Exercise task -
Pictures within the data are to be left out; everything else must be reproduced exactly.

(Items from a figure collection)
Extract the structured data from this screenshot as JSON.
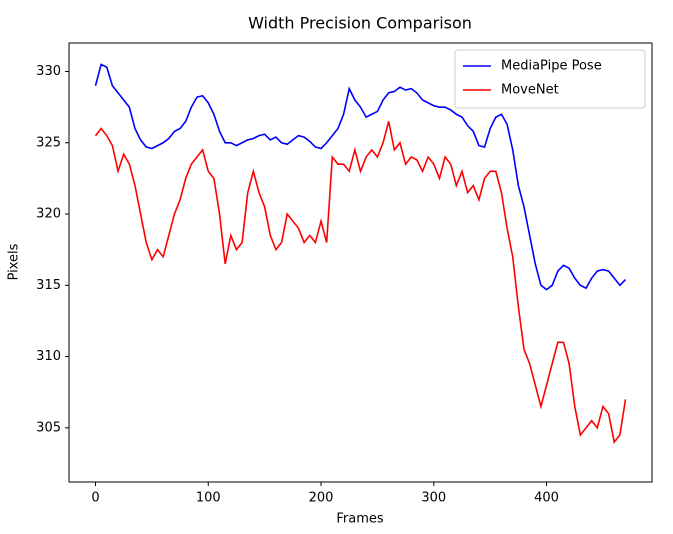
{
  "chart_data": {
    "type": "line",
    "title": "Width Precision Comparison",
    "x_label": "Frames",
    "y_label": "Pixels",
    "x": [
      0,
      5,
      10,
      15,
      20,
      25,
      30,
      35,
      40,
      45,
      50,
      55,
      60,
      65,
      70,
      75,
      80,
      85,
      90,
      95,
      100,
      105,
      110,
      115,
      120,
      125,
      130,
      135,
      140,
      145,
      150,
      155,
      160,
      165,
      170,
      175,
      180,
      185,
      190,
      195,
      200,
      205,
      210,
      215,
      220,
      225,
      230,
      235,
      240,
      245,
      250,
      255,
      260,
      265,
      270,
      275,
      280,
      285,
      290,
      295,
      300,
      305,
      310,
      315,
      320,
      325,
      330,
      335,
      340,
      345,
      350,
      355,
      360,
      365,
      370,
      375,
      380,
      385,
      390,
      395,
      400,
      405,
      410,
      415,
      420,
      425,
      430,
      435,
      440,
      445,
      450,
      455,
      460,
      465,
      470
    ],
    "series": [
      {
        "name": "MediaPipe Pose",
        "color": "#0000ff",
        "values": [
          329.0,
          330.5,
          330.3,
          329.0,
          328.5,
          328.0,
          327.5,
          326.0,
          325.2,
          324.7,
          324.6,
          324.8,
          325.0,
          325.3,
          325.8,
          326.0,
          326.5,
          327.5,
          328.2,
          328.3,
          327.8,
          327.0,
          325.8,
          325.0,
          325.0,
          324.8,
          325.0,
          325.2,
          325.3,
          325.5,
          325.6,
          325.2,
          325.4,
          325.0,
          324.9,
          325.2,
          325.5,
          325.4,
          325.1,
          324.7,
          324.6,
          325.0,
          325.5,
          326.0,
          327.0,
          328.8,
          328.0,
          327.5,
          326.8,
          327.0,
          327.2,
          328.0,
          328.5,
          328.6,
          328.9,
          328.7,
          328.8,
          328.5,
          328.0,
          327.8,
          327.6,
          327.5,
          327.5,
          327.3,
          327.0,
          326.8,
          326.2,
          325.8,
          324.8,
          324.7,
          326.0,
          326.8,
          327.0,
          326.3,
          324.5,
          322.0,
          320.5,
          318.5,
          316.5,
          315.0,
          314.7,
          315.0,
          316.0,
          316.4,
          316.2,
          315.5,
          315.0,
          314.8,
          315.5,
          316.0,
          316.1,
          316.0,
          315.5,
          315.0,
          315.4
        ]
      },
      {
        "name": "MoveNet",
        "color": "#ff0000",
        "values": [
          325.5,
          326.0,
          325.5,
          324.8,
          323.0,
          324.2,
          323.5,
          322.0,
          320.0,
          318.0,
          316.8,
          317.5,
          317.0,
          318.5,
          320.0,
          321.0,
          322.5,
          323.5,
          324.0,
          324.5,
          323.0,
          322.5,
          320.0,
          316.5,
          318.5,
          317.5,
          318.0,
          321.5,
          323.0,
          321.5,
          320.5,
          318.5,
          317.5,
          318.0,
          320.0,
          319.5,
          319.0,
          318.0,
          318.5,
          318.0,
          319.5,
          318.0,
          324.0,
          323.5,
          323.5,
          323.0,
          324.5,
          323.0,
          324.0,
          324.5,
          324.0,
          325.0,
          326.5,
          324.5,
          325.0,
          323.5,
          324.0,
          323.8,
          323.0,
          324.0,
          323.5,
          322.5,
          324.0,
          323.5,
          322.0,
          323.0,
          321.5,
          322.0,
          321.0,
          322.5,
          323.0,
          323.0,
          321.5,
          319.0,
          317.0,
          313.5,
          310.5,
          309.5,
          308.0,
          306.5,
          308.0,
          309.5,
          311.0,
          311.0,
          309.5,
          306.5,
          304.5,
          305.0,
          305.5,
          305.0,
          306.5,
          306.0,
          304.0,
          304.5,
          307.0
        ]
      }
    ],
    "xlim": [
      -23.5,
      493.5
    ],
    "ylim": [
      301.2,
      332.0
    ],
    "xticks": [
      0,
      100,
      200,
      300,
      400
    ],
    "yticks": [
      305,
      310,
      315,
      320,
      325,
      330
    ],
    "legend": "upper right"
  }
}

Expected answer -
Extract the structured data from this screenshot as JSON.
{
  "chart_data": {
    "type": "line",
    "title": "Width Precision Comparison",
    "x_label": "Frames",
    "y_label": "Pixels",
    "x": [
      0,
      5,
      10,
      15,
      20,
      25,
      30,
      35,
      40,
      45,
      50,
      55,
      60,
      65,
      70,
      75,
      80,
      85,
      90,
      95,
      100,
      105,
      110,
      115,
      120,
      125,
      130,
      135,
      140,
      145,
      150,
      155,
      160,
      165,
      170,
      175,
      180,
      185,
      190,
      195,
      200,
      205,
      210,
      215,
      220,
      225,
      230,
      235,
      240,
      245,
      250,
      255,
      260,
      265,
      270,
      275,
      280,
      285,
      290,
      295,
      300,
      305,
      310,
      315,
      320,
      325,
      330,
      335,
      340,
      345,
      350,
      355,
      360,
      365,
      370,
      375,
      380,
      385,
      390,
      395,
      400,
      405,
      410,
      415,
      420,
      425,
      430,
      435,
      440,
      445,
      450,
      455,
      460,
      465,
      470
    ],
    "series": [
      {
        "name": "MediaPipe Pose",
        "color": "#0000ff",
        "values": [
          329.0,
          330.5,
          330.3,
          329.0,
          328.5,
          328.0,
          327.5,
          326.0,
          325.2,
          324.7,
          324.6,
          324.8,
          325.0,
          325.3,
          325.8,
          326.0,
          326.5,
          327.5,
          328.2,
          328.3,
          327.8,
          327.0,
          325.8,
          325.0,
          325.0,
          324.8,
          325.0,
          325.2,
          325.3,
          325.5,
          325.6,
          325.2,
          325.4,
          325.0,
          324.9,
          325.2,
          325.5,
          325.4,
          325.1,
          324.7,
          324.6,
          325.0,
          325.5,
          326.0,
          327.0,
          328.8,
          328.0,
          327.5,
          326.8,
          327.0,
          327.2,
          328.0,
          328.5,
          328.6,
          328.9,
          328.7,
          328.8,
          328.5,
          328.0,
          327.8,
          327.6,
          327.5,
          327.5,
          327.3,
          327.0,
          326.8,
          326.2,
          325.8,
          324.8,
          324.7,
          326.0,
          326.8,
          327.0,
          326.3,
          324.5,
          322.0,
          320.5,
          318.5,
          316.5,
          315.0,
          314.7,
          315.0,
          316.0,
          316.4,
          316.2,
          315.5,
          315.0,
          314.8,
          315.5,
          316.0,
          316.1,
          316.0,
          315.5,
          315.0,
          315.4
        ]
      },
      {
        "name": "MoveNet",
        "color": "#ff0000",
        "values": [
          325.5,
          326.0,
          325.5,
          324.8,
          323.0,
          324.2,
          323.5,
          322.0,
          320.0,
          318.0,
          316.8,
          317.5,
          317.0,
          318.5,
          320.0,
          321.0,
          322.5,
          323.5,
          324.0,
          324.5,
          323.0,
          322.5,
          320.0,
          316.5,
          318.5,
          317.5,
          318.0,
          321.5,
          323.0,
          321.5,
          320.5,
          318.5,
          317.5,
          318.0,
          320.0,
          319.5,
          319.0,
          318.0,
          318.5,
          318.0,
          319.5,
          318.0,
          324.0,
          323.5,
          323.5,
          323.0,
          324.5,
          323.0,
          324.0,
          324.5,
          324.0,
          325.0,
          326.5,
          324.5,
          325.0,
          323.5,
          324.0,
          323.8,
          323.0,
          324.0,
          323.5,
          322.5,
          324.0,
          323.5,
          322.0,
          323.0,
          321.5,
          322.0,
          321.0,
          322.5,
          323.0,
          323.0,
          321.5,
          319.0,
          317.0,
          313.5,
          310.5,
          309.5,
          308.0,
          306.5,
          308.0,
          309.5,
          311.0,
          311.0,
          309.5,
          306.5,
          304.5,
          305.0,
          305.5,
          305.0,
          306.5,
          306.0,
          304.0,
          304.5,
          307.0
        ]
      }
    ],
    "xlim": [
      -23.5,
      493.5
    ],
    "ylim": [
      301.2,
      332.0
    ],
    "xticks": [
      0,
      100,
      200,
      300,
      400
    ],
    "yticks": [
      305,
      310,
      315,
      320,
      325,
      330
    ],
    "legend": "upper right"
  }
}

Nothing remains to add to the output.